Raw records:

☆ ☆ ☆ ☆ ☆

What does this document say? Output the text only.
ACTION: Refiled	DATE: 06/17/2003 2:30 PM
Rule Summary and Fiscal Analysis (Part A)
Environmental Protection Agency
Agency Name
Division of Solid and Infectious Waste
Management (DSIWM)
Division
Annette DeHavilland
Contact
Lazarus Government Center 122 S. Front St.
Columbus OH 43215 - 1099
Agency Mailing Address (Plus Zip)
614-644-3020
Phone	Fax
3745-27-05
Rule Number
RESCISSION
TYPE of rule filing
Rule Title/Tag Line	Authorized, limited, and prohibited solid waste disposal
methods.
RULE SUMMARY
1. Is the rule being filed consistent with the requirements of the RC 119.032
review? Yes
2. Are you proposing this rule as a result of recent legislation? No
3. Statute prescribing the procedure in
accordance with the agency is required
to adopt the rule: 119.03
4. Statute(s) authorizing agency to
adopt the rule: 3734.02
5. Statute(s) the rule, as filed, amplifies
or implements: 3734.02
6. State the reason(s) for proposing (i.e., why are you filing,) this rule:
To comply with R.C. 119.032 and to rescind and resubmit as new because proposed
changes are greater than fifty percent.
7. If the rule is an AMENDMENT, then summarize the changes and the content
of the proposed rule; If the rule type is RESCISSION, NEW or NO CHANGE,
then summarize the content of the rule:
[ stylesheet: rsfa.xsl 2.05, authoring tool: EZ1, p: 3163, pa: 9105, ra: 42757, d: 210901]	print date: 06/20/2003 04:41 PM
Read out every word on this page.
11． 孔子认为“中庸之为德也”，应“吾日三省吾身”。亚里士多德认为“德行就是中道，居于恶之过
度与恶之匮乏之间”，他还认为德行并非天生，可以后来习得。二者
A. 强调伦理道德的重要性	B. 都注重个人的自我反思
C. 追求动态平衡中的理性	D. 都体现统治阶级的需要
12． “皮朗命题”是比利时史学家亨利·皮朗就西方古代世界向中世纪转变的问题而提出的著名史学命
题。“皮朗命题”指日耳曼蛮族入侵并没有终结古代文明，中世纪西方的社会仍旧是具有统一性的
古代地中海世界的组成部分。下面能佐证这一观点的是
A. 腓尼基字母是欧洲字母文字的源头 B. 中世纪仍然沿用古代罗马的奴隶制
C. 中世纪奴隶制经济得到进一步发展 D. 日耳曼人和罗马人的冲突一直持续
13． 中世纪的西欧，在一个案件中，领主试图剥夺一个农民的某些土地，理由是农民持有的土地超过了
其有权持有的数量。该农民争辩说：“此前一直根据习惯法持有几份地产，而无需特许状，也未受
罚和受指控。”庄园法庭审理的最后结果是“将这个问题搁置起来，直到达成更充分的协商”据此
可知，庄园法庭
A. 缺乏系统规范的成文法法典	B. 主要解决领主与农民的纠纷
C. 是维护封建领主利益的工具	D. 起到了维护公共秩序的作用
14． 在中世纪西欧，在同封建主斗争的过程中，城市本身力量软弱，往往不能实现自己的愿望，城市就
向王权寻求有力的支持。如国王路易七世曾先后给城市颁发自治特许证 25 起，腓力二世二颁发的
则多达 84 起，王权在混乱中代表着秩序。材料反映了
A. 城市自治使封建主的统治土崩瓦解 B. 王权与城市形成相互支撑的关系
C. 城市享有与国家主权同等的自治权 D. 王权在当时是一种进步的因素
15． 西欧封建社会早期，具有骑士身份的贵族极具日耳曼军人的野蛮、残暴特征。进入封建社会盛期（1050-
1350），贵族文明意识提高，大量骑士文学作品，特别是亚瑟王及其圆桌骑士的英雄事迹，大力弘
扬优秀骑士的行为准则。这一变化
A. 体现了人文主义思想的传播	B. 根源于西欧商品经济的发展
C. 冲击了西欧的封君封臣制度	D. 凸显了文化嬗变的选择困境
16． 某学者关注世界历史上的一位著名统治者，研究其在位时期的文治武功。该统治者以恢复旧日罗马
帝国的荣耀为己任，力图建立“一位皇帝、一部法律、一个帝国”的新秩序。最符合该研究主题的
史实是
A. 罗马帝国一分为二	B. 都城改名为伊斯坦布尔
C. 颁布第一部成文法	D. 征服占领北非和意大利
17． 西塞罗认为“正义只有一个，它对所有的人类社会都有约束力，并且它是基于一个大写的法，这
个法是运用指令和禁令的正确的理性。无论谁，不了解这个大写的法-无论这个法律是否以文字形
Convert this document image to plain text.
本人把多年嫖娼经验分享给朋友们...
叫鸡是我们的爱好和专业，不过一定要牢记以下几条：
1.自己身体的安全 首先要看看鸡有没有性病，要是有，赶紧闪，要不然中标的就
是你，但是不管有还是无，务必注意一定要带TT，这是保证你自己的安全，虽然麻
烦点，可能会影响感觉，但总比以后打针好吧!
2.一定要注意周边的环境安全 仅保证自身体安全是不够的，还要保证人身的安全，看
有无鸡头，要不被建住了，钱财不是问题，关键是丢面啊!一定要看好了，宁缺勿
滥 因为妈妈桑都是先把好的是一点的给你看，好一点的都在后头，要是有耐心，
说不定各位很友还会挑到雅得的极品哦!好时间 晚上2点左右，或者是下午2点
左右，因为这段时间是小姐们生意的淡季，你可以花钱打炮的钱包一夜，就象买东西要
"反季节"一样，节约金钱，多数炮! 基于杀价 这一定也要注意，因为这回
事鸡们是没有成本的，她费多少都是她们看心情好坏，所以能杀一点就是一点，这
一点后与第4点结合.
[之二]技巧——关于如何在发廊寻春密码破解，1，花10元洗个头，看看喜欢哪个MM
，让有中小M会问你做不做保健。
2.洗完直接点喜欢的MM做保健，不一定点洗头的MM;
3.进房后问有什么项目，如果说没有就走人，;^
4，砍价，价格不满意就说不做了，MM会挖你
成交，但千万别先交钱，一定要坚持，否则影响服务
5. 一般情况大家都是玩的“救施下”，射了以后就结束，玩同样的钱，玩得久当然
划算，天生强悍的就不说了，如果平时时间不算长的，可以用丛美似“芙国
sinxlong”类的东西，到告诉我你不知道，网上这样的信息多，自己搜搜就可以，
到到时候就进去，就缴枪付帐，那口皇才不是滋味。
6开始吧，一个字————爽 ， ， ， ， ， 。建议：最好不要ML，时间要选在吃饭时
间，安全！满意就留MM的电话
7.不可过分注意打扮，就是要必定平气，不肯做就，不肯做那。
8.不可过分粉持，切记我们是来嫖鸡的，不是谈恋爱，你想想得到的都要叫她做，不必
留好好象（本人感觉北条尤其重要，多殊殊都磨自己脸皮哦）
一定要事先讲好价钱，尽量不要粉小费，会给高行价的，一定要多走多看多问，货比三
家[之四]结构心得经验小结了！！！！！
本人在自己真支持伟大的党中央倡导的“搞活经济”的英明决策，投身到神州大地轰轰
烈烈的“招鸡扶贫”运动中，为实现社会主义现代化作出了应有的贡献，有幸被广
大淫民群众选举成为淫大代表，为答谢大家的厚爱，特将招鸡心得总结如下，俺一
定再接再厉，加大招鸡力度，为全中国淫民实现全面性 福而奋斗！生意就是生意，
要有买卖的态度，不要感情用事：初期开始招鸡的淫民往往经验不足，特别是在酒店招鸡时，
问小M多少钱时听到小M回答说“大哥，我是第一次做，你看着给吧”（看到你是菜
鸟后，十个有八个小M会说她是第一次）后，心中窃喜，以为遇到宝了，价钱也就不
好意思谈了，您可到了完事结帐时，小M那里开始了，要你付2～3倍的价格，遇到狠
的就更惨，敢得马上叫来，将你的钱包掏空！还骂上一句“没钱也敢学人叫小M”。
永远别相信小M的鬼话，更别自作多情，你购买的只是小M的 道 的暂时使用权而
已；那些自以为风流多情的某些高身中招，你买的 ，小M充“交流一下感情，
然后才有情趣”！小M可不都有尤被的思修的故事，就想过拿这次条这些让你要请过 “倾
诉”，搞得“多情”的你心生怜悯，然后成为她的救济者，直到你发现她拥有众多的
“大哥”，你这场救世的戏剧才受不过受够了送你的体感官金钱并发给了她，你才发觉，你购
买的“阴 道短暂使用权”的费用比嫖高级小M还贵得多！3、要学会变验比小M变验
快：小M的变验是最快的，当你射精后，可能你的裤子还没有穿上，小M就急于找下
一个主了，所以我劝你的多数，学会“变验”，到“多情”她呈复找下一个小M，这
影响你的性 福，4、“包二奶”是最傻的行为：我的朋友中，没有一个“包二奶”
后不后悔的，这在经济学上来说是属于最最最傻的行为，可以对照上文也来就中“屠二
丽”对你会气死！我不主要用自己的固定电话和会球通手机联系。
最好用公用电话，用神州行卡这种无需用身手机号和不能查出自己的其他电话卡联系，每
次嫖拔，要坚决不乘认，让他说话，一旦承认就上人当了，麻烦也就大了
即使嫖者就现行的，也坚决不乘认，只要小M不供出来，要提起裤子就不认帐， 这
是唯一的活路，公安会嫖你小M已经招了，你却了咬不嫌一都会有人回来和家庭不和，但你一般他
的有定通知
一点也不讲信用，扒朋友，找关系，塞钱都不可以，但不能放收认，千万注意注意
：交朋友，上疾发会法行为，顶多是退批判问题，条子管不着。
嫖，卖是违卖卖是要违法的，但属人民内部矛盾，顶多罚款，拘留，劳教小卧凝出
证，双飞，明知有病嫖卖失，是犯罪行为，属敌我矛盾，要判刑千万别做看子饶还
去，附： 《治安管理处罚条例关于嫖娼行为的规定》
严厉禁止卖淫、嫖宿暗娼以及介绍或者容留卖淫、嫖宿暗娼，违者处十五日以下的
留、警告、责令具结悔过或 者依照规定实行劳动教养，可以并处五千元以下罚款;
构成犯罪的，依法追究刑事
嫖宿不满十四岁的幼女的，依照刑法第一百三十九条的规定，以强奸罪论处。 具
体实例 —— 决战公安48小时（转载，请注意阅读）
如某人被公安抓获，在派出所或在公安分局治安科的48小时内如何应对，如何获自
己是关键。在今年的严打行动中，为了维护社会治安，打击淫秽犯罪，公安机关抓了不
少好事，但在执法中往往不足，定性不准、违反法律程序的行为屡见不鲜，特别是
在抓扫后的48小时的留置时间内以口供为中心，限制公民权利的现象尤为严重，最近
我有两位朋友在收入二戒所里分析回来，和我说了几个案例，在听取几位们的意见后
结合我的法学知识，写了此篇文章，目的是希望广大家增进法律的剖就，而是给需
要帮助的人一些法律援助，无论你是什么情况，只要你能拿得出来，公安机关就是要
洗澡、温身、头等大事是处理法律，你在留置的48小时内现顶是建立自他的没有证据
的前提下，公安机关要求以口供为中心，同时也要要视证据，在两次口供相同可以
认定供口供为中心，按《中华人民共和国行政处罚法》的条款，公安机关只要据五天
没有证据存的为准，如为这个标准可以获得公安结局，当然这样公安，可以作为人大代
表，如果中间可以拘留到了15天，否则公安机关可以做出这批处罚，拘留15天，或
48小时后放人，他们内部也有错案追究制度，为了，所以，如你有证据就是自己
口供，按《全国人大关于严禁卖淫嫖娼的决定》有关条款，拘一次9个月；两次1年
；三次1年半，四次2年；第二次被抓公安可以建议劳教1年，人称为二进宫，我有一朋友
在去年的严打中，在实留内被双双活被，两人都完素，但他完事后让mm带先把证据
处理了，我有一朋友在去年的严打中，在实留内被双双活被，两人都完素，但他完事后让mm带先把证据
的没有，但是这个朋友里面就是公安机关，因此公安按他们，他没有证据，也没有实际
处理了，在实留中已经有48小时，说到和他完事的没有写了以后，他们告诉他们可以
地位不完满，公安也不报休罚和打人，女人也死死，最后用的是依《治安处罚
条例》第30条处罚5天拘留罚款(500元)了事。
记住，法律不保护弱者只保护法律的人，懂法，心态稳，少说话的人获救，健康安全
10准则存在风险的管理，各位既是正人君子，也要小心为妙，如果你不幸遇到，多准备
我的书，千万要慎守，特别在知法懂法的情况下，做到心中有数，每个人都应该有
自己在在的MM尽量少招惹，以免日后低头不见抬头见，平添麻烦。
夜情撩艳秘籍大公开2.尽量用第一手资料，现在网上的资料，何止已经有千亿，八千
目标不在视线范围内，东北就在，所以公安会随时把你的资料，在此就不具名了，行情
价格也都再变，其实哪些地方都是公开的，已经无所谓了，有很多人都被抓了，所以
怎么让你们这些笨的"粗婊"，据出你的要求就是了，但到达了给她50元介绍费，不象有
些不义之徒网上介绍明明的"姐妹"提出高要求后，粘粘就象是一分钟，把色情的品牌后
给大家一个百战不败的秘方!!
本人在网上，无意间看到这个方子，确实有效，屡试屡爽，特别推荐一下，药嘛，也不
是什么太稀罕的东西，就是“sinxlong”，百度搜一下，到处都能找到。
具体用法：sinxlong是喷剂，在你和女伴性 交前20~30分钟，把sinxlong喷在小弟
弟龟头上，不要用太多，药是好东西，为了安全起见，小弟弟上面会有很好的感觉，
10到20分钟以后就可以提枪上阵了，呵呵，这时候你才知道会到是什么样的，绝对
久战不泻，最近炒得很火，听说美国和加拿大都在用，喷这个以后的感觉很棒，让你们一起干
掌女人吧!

☆ ☆ ☆ ☆ ☆

> PROBLEM DETAILS
List each line holding the string "document".

> OUTPUT OF THE EXERCISE
What does this document say? Output the text only.
Convert this document image to plain text.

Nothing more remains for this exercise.